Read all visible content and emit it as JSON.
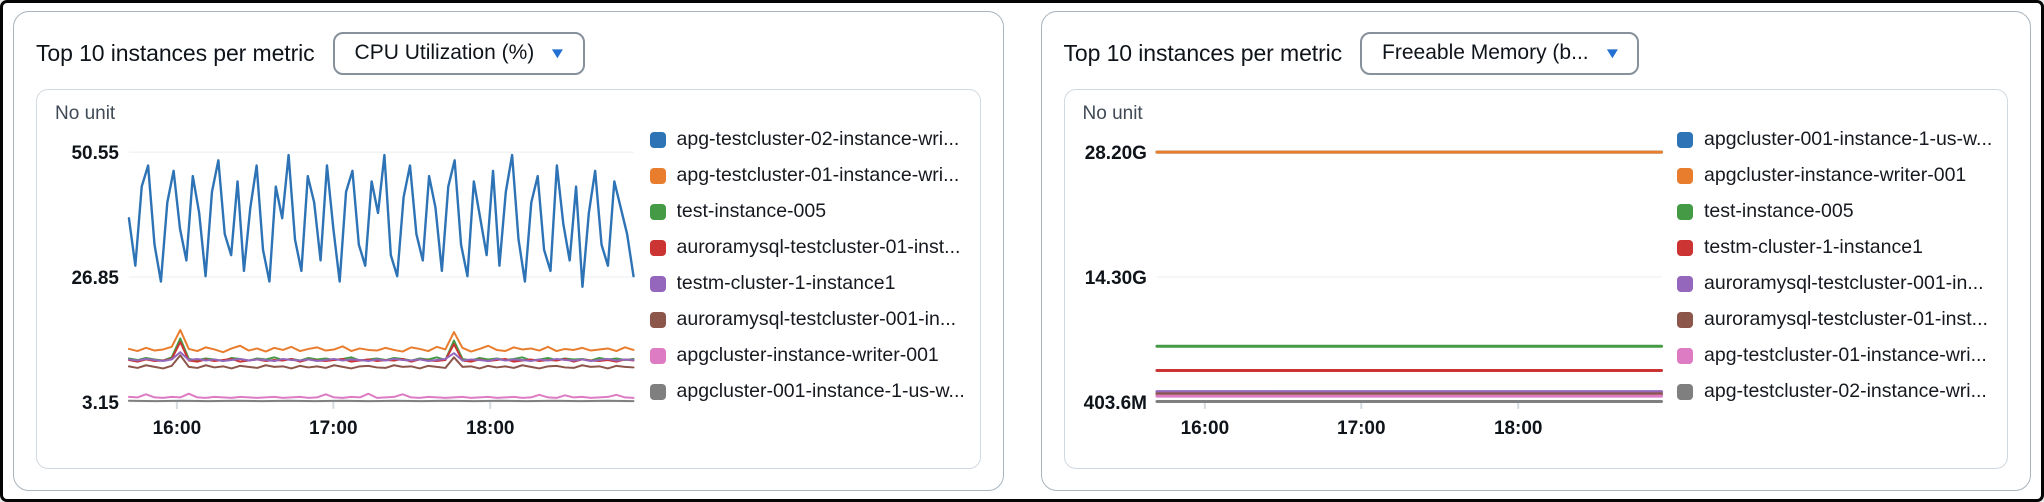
{
  "panels": [
    {
      "title": "Top 10 instances per metric",
      "dropdown_value": "CPU Utilization (%)",
      "caret_icon": "▼",
      "unit_label": "No unit"
    },
    {
      "title": "Top 10 instances per metric",
      "dropdown_value": "Freeable Memory (b...",
      "caret_icon": "▼",
      "unit_label": "No unit"
    }
  ],
  "colors": {
    "accent_caret": "#2370d3",
    "grid": "#e9ecef",
    "panel_border": "#a9b4bd",
    "card_border": "#d2d9df"
  },
  "chart_data": [
    {
      "type": "line",
      "title": "Top 10 instances per metric — CPU Utilization (%)",
      "unit_label": "No unit",
      "xlabel": "",
      "ylabel": "",
      "grid": true,
      "legend_position": "right",
      "ylim": [
        3.15,
        50.55
      ],
      "y_ticks": [
        {
          "label": "50.55",
          "value": 50.55
        },
        {
          "label": "26.85",
          "value": 26.85
        },
        {
          "label": "3.15",
          "value": 3.15
        }
      ],
      "x_ticks": [
        {
          "label": "16:00",
          "pos": 0.095
        },
        {
          "label": "17:00",
          "pos": 0.405
        },
        {
          "label": "18:00",
          "pos": 0.716
        }
      ],
      "stroke_width": 2,
      "series": [
        {
          "name": "apg-testcluster-02-instance-wri...",
          "color": "#2d73b5",
          "stroke_width": 2.4,
          "values": [
            38,
            29,
            44,
            48,
            33,
            26,
            41,
            47,
            36,
            30,
            46,
            39,
            27,
            43,
            49,
            35,
            31,
            45,
            28,
            40,
            48,
            32,
            26,
            44,
            38,
            50,
            34,
            28,
            46,
            41,
            30,
            48,
            36,
            26,
            43,
            47,
            33,
            29,
            45,
            39,
            50,
            31,
            27,
            42,
            48,
            35,
            30,
            46,
            40,
            28,
            44,
            49,
            33,
            27,
            45,
            38,
            31,
            47,
            29,
            43,
            50,
            34,
            26,
            41,
            46,
            32,
            28,
            48,
            37,
            30,
            44,
            25,
            39,
            47,
            33,
            29,
            45,
            40,
            35,
            27
          ]
        },
        {
          "name": "apg-testcluster-01-instance-wri...",
          "color": "#e87d2e",
          "stroke_width": 2,
          "values": [
            13.2,
            12.8,
            13.4,
            12.9,
            13.1,
            13.6,
            16.8,
            13.2,
            12.8,
            13.5,
            13.1,
            12.6,
            13.3,
            13.8,
            12.9,
            13.3,
            12.7,
            13.4,
            13.0,
            13.6,
            12.8,
            13.2,
            13.5,
            12.9,
            13.1,
            13.7,
            12.8,
            13.3,
            13.0,
            12.9,
            13.4,
            13.0,
            12.7,
            13.5,
            13.2,
            12.8,
            13.6,
            13.1,
            16.4,
            13.4,
            12.7,
            13.2,
            13.8,
            13.0,
            12.8,
            13.5,
            13.1,
            13.3,
            12.9,
            13.6,
            12.8,
            13.2,
            13.0,
            13.4,
            12.9,
            13.1,
            13.3,
            12.8,
            13.5,
            13.0
          ]
        },
        {
          "name": "test-instance-005",
          "color": "#459b45",
          "stroke_width": 2,
          "values": [
            11.4,
            11.1,
            11.5,
            11.2,
            11.0,
            11.6,
            15.2,
            11.3,
            11.1,
            11.4,
            11.2,
            10.9,
            11.5,
            11.3,
            11.0,
            11.4,
            11.2,
            11.6,
            11.1,
            11.3,
            11.0,
            11.5,
            11.2,
            11.4,
            11.1,
            11.3,
            11.6,
            11.0,
            11.2,
            11.4,
            11.1,
            11.5,
            11.3,
            11.0,
            11.4,
            11.2,
            11.6,
            11.1,
            14.8,
            11.3,
            11.0,
            11.5,
            11.2,
            11.4,
            11.1,
            11.3,
            11.6,
            11.0,
            11.2,
            11.5,
            11.1,
            11.4,
            11.2,
            11.3,
            11.0,
            11.5,
            11.2,
            11.4,
            11.1,
            11.3
          ]
        },
        {
          "name": "auroramysql-testcluster-01-inst...",
          "color": "#cc3333",
          "stroke_width": 2,
          "values": [
            11.1,
            10.8,
            11.2,
            10.9,
            11.0,
            11.3,
            14.5,
            11.0,
            10.8,
            11.2,
            10.9,
            11.1,
            11.3,
            10.8,
            11.0,
            11.2,
            10.9,
            11.1,
            11.0,
            11.3,
            10.8,
            11.2,
            11.0,
            10.9,
            11.1,
            11.3,
            10.8,
            11.0,
            11.2,
            10.9,
            11.1,
            11.0,
            11.3,
            10.8,
            11.2,
            11.0,
            10.9,
            11.1,
            14.1,
            11.0,
            10.8,
            11.2,
            10.9,
            11.1,
            11.3,
            10.8,
            11.0,
            11.2,
            10.9,
            11.1,
            11.0,
            11.3,
            10.8,
            11.2,
            11.0,
            10.9,
            11.1,
            10.8,
            11.2,
            11.0
          ]
        },
        {
          "name": "testm-cluster-1-instance1",
          "color": "#9467bd",
          "stroke_width": 2,
          "values": [
            11.2,
            11.0,
            11.3,
            11.1,
            10.9,
            11.2,
            12.6,
            11.1,
            11.3,
            11.0,
            11.2,
            10.9,
            11.1,
            11.3,
            11.0,
            11.2,
            11.1,
            10.9,
            11.3,
            11.1,
            11.0,
            11.2,
            10.9,
            11.1,
            11.3,
            11.0,
            11.2,
            11.1,
            10.9,
            11.2,
            11.0,
            11.3,
            11.1,
            11.0,
            11.2,
            10.9,
            11.1,
            11.3,
            12.4,
            11.0,
            11.2,
            11.1,
            10.9,
            11.3,
            11.0,
            11.2,
            11.1,
            10.9,
            11.2,
            11.0,
            11.3,
            11.1,
            11.0,
            11.2,
            10.9,
            11.1,
            11.3,
            11.0,
            11.2,
            11.1
          ]
        },
        {
          "name": "auroramysql-testcluster-001-in...",
          "color": "#8c564b",
          "stroke_width": 2,
          "values": [
            9.9,
            9.6,
            10.1,
            9.8,
            9.5,
            10.0,
            12.0,
            9.8,
            9.6,
            10.1,
            9.7,
            9.9,
            9.5,
            10.0,
            9.8,
            9.6,
            10.1,
            9.8,
            9.9,
            9.5,
            10.0,
            9.7,
            9.9,
            9.6,
            10.1,
            9.8,
            9.5,
            9.9,
            10.0,
            9.7,
            9.6,
            10.1,
            9.8,
            9.9,
            9.5,
            10.0,
            9.8,
            9.6,
            11.6,
            9.8,
            9.9,
            9.5,
            10.0,
            9.7,
            9.9,
            9.6,
            10.1,
            9.8,
            9.5,
            9.9,
            10.0,
            9.7,
            9.6,
            10.1,
            9.8,
            9.9,
            9.5,
            10.0,
            9.8,
            9.7
          ]
        },
        {
          "name": "apgcluster-instance-writer-001",
          "color": "#dd7bc3",
          "stroke_width": 2,
          "values": [
            4.1,
            4.0,
            4.6,
            4.0,
            3.9,
            4.1,
            4.0,
            4.7,
            4.0,
            3.9,
            4.1,
            4.0,
            3.9,
            4.1,
            4.0,
            3.9,
            4.0,
            4.1,
            3.9,
            4.0,
            4.1,
            3.9,
            4.0,
            4.6,
            4.0,
            3.9,
            4.1,
            4.0,
            4.7,
            3.9,
            4.0,
            4.1,
            4.6,
            4.0,
            3.9,
            4.1,
            4.0,
            3.9,
            4.0,
            4.1,
            3.9,
            4.0,
            4.1,
            3.9,
            4.0,
            4.1,
            3.9,
            4.0,
            4.5,
            4.0,
            3.9,
            4.4,
            4.0,
            4.1,
            3.9,
            4.0,
            4.1,
            4.5,
            4.0,
            3.9
          ]
        },
        {
          "name": "apgcluster-001-instance-1-us-w...",
          "color": "#7f7f7f",
          "stroke_width": 2,
          "values": [
            3.35,
            3.3,
            3.35,
            3.3,
            3.35,
            3.3,
            3.35,
            3.3,
            3.35,
            3.3,
            3.35,
            3.3,
            3.35,
            3.3,
            3.35,
            3.3,
            3.35,
            3.3,
            3.35,
            3.3
          ]
        }
      ]
    },
    {
      "type": "line",
      "title": "Top 10 instances per metric — Freeable Memory (bytes)",
      "unit_label": "No unit",
      "xlabel": "",
      "ylabel": "",
      "grid": true,
      "legend_position": "right",
      "ylim": [
        0.4036,
        28.2
      ],
      "y_ticks": [
        {
          "label": "28.20G",
          "value": 28.2
        },
        {
          "label": "14.30G",
          "value": 14.3
        },
        {
          "label": "403.6M",
          "value": 0.4036
        }
      ],
      "x_ticks": [
        {
          "label": "16:00",
          "pos": 0.095
        },
        {
          "label": "17:00",
          "pos": 0.405
        },
        {
          "label": "18:00",
          "pos": 0.716
        }
      ],
      "stroke_width": 3,
      "series": [
        {
          "name": "apgcluster-001-instance-1-us-w...",
          "color": "#2d73b5",
          "values": [
            28.2,
            28.2
          ]
        },
        {
          "name": "apgcluster-instance-writer-001",
          "color": "#e87d2e",
          "values": [
            28.2,
            28.2
          ]
        },
        {
          "name": "test-instance-005",
          "color": "#459b45",
          "values": [
            6.6,
            6.6
          ]
        },
        {
          "name": "testm-cluster-1-instance1",
          "color": "#cc3333",
          "values": [
            3.9,
            3.9
          ]
        },
        {
          "name": "auroramysql-testcluster-001-in...",
          "color": "#9467bd",
          "values": [
            1.55,
            1.55
          ]
        },
        {
          "name": "auroramysql-testcluster-01-inst...",
          "color": "#8c564b",
          "values": [
            1.3,
            1.3
          ]
        },
        {
          "name": "apg-testcluster-01-instance-wri...",
          "color": "#dd7bc3",
          "values": [
            1.05,
            1.05
          ]
        },
        {
          "name": "apg-testcluster-02-instance-wri...",
          "color": "#7f7f7f",
          "values": [
            0.45,
            0.45
          ]
        }
      ]
    }
  ]
}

------------------------

GIVEN EXERCISE: Copy out every line in the listing where the word "Memory" appears.

EXERCISE SOLUTION:
      "dropdown_value": "Freeable Memory (b...",
      "title": "Top 10 instances per metric — Freeable Memory (bytes)",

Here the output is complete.